┌──

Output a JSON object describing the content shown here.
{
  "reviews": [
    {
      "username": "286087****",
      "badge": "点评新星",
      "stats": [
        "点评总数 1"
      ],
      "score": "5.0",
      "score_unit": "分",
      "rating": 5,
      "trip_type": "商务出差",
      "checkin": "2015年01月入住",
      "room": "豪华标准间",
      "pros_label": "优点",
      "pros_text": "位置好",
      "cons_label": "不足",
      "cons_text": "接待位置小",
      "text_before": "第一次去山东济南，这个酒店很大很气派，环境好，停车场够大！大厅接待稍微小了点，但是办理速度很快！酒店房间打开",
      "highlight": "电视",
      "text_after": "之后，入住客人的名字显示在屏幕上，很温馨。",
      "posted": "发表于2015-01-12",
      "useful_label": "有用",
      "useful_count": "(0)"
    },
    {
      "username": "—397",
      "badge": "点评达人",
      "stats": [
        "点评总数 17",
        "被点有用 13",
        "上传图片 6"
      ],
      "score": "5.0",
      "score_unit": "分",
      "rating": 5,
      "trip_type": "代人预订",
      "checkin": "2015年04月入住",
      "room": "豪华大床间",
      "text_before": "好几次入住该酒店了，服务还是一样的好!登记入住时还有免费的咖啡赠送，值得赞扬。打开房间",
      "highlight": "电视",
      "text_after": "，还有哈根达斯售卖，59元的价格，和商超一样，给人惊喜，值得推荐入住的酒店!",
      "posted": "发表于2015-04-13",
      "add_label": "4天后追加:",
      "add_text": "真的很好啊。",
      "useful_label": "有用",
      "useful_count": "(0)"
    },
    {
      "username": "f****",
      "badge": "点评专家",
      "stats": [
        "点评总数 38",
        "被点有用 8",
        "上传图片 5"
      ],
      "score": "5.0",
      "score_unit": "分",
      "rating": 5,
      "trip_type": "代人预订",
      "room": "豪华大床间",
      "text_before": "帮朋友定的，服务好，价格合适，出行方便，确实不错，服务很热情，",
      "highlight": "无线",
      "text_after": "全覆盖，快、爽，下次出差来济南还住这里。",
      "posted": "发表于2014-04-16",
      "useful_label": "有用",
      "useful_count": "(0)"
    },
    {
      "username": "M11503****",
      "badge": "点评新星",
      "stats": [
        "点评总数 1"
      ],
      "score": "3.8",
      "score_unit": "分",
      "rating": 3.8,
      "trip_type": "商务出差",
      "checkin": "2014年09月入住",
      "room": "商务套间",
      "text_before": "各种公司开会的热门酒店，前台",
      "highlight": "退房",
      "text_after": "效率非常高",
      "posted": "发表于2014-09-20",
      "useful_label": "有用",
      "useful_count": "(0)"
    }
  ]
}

└──

Going through the entries above, tally each line that has the word "posted". Answer with the number only.

4